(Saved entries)
+++++
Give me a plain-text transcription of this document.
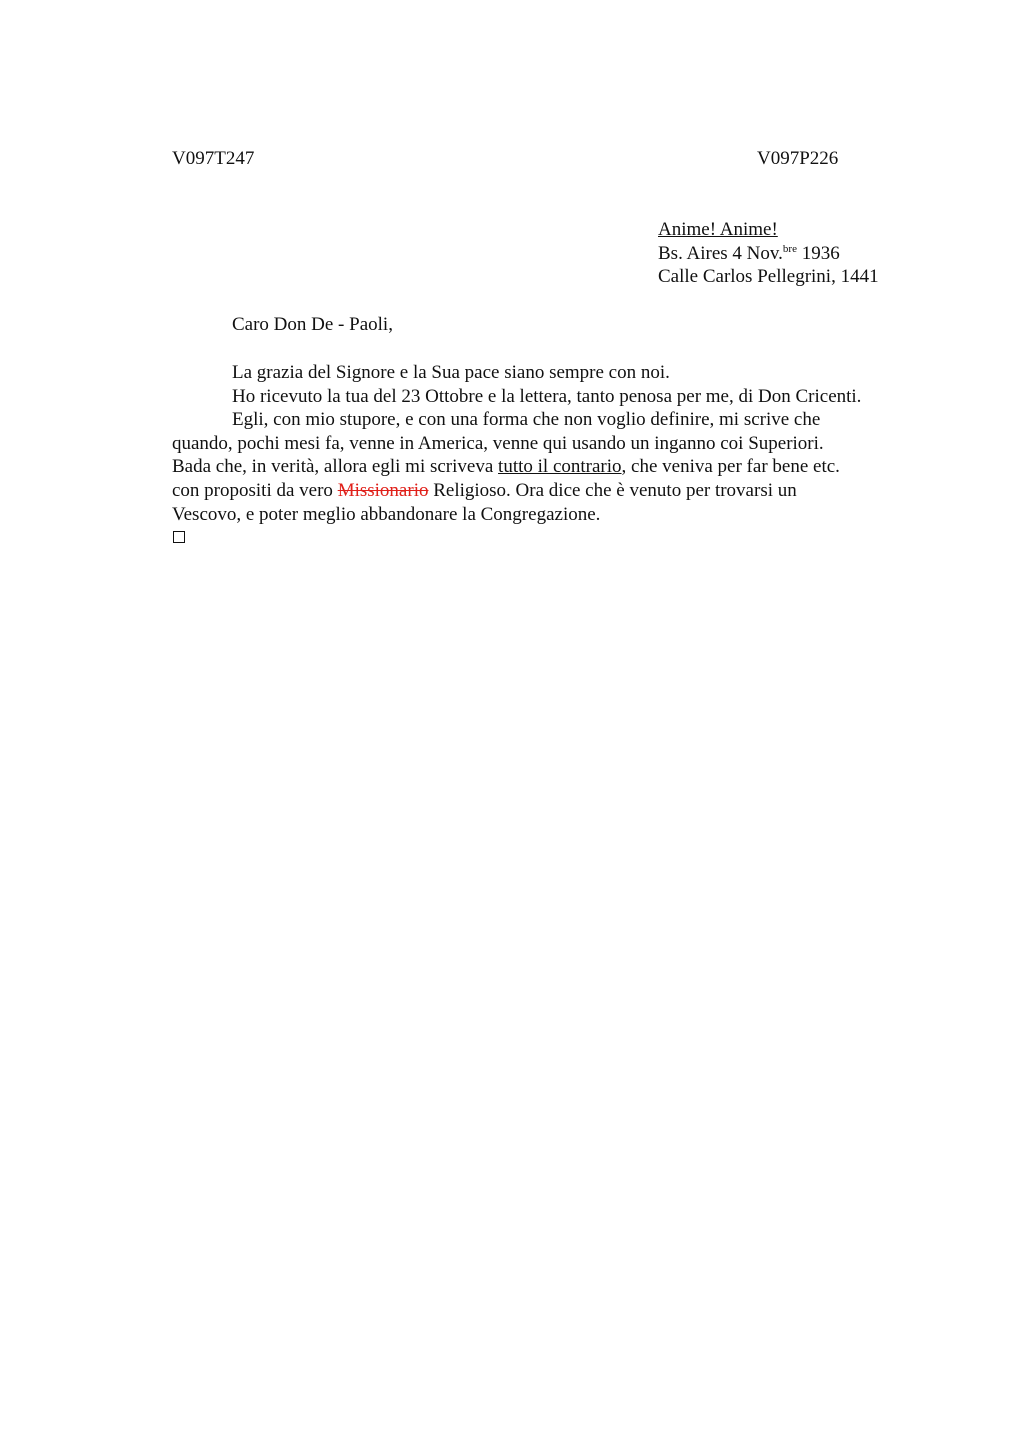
V097T247	V097P226
Anime! Anime!
Bs. Aires 4 Nov.$^{bre}$ 1936
Calle Carlos Pellegrini, 1441
Caro Don De - Paoli,

La grazia del Signore e la Sua pace siano sempre con noi.

Ho ricevuto la tua del 23 Ottobre e la lettera, tanto penosa per me, di Don Cricenti.

Egli, con mio stupore, e con una forma che non voglio definire, mi scrive che

quando, pochi mesi fa, venne in America, venne qui usando un inganno coi Superiori.
Bada che, in verità, allora egli mi scriveva tutto il contrario, che veniva per far bene etc.
con propositi da vero Missionario Religioso. Ora dice che è venuto per trovarsi un
Vescovo, e poter meglio abbandonare la Congregazione.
+++++
▸ **WHAT IS EXPECTED**: Every record above should be written out again without change, except that the pictures are left out.

▸ **SOLUTION TO THE PROBLEM**:
Give me a plain-text transcription of this document.
V097T247	V097P226
Anime! Anime!
Bs. Aires 4 Nov.$^{bre}$ 1936
Calle Carlos Pellegrini, 1441
Caro Don De - Paoli,

La grazia del Signore e la Sua pace siano sempre con noi.

Ho ricevuto la tua del 23 Ottobre e la lettera, tanto penosa per me, di Don Cricenti.

Egli, con mio stupore, e con una forma che non voglio definire, mi scrive che

quando, pochi mesi fa, venne in America, venne qui usando un inganno coi Superiori.
Bada che, in verità, allora egli mi scriveva tutto il contrario, che veniva per far bene etc.
con propositi da vero Missionario Religioso. Ora dice che è venuto per trovarsi un
Vescovo, e poter meglio abbandonare la Congregazione.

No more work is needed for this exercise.